Your assignment - Send back all the data below, exactly as given.

Collected data entries -
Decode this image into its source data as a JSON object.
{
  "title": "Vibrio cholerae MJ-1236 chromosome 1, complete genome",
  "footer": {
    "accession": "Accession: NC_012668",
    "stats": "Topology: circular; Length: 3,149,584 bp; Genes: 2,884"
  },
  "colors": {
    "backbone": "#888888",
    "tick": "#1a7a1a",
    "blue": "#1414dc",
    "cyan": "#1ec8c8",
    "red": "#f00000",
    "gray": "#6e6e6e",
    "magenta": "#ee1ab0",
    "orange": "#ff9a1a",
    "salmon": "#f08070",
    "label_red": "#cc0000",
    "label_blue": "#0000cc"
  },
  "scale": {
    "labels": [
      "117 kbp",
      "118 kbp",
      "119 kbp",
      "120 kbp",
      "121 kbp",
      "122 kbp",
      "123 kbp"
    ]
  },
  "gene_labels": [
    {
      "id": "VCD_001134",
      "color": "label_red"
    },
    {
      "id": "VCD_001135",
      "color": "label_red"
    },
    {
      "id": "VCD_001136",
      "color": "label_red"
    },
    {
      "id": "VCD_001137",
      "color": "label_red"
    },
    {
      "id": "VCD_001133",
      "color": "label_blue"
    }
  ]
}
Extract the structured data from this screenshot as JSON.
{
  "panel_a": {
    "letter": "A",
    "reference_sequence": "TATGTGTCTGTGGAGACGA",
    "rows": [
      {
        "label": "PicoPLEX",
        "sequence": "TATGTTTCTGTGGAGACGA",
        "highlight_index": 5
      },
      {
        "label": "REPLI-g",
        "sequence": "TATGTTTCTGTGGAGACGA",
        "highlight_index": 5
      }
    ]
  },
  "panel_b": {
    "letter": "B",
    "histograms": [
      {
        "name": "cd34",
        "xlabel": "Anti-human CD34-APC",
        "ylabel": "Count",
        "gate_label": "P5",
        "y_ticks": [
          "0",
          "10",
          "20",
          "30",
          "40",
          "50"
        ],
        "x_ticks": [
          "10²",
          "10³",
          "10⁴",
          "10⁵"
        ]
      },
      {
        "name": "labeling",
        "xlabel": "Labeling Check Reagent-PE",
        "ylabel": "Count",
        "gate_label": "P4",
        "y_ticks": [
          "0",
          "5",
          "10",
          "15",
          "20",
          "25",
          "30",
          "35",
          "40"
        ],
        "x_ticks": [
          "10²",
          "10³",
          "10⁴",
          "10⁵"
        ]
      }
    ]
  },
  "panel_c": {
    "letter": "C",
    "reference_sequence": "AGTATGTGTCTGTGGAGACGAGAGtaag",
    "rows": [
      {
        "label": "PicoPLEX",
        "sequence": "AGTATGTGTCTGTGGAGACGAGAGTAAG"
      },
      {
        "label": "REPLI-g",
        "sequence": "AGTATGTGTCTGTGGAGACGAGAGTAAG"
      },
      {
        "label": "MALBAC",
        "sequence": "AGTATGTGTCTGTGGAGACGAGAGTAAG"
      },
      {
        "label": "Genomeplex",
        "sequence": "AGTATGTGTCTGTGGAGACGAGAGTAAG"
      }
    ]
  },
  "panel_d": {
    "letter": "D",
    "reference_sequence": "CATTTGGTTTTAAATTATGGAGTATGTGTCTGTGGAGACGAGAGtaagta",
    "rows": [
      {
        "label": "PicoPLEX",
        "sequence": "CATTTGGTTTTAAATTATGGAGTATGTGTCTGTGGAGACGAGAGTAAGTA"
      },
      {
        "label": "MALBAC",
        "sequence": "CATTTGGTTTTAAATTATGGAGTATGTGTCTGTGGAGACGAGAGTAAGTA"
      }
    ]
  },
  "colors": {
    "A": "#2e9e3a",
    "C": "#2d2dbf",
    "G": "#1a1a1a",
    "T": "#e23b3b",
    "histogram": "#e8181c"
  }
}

Solution to the exercise -
Decode this image into its source data as a JSON object.
{
  "title": "Vibrio cholerae MJ-1236 chromosome 1, complete genome",
  "footer": {
    "accession": "Accession: NC_012668",
    "stats": "Topology: circular; Length: 3,149,584 bp; Genes: 2,884"
  },
  "colors": {
    "backbone": "#888888",
    "tick": "#1a7a1a",
    "blue": "#1414dc",
    "cyan": "#1ec8c8",
    "red": "#f00000",
    "gray": "#6e6e6e",
    "magenta": "#ee1ab0",
    "orange": "#ff9a1a",
    "salmon": "#f08070",
    "label_red": "#cc0000",
    "label_blue": "#0000cc"
  },
  "scale": {
    "labels": [
      "117 kbp",
      "118 kbp",
      "119 kbp",
      "120 kbp",
      "121 kbp",
      "122 kbp",
      "123 kbp"
    ]
  },
  "gene_labels": [
    {
      "id": "VCD_001134",
      "color": "label_red"
    },
    {
      "id": "VCD_001135",
      "color": "label_red"
    },
    {
      "id": "VCD_001136",
      "color": "label_red"
    },
    {
      "id": "VCD_001137",
      "color": "label_red"
    },
    {
      "id": "VCD_001133",
      "color": "label_blue"
    }
  ]
}
Extract the structured data from this screenshot as JSON.
{
  "panel_a": {
    "letter": "A",
    "reference_sequence": "TATGTGTCTGTGGAGACGA",
    "rows": [
      {
        "label": "PicoPLEX",
        "sequence": "TATGTTTCTGTGGAGACGA",
        "highlight_index": 5
      },
      {
        "label": "REPLI-g",
        "sequence": "TATGTTTCTGTGGAGACGA",
        "highlight_index": 5
      }
    ]
  },
  "panel_b": {
    "letter": "B",
    "histograms": [
      {
        "name": "cd34",
        "xlabel": "Anti-human CD34-APC",
        "ylabel": "Count",
        "gate_label": "P5",
        "y_ticks": [
          "0",
          "10",
          "20",
          "30",
          "40",
          "50"
        ],
        "x_ticks": [
          "10²",
          "10³",
          "10⁴",
          "10⁵"
        ]
      },
      {
        "name": "labeling",
        "xlabel": "Labeling Check Reagent-PE",
        "ylabel": "Count",
        "gate_label": "P4",
        "y_ticks": [
          "0",
          "5",
          "10",
          "15",
          "20",
          "25",
          "30",
          "35",
          "40"
        ],
        "x_ticks": [
          "10²",
          "10³",
          "10⁴",
          "10⁵"
        ]
      }
    ]
  },
  "panel_c": {
    "letter": "C",
    "reference_sequence": "AGTATGTGTCTGTGGAGACGAGAGtaag",
    "rows": [
      {
        "label": "PicoPLEX",
        "sequence": "AGTATGTGTCTGTGGAGACGAGAGTAAG"
      },
      {
        "label": "REPLI-g",
        "sequence": "AGTATGTGTCTGTGGAGACGAGAGTAAG"
      },
      {
        "label": "MALBAC",
        "sequence": "AGTATGTGTCTGTGGAGACGAGAGTAAG"
      },
      {
        "label": "Genomeplex",
        "sequence": "AGTATGTGTCTGTGGAGACGAGAGTAAG"
      }
    ]
  },
  "panel_d": {
    "letter": "D",
    "reference_sequence": "CATTTGGTTTTAAATTATGGAGTATGTGTCTGTGGAGACGAGAGtaagta",
    "rows": [
      {
        "label": "PicoPLEX",
        "sequence": "CATTTGGTTTTAAATTATGGAGTATGTGTCTGTGGAGACGAGAGTAAGTA"
      },
      {
        "label": "MALBAC",
        "sequence": "CATTTGGTTTTAAATTATGGAGTATGTGTCTGTGGAGACGAGAGTAAGTA"
      }
    ]
  },
  "colors": {
    "A": "#2e9e3a",
    "C": "#2d2dbf",
    "G": "#1a1a1a",
    "T": "#e23b3b",
    "histogram": "#e8181c"
  }
}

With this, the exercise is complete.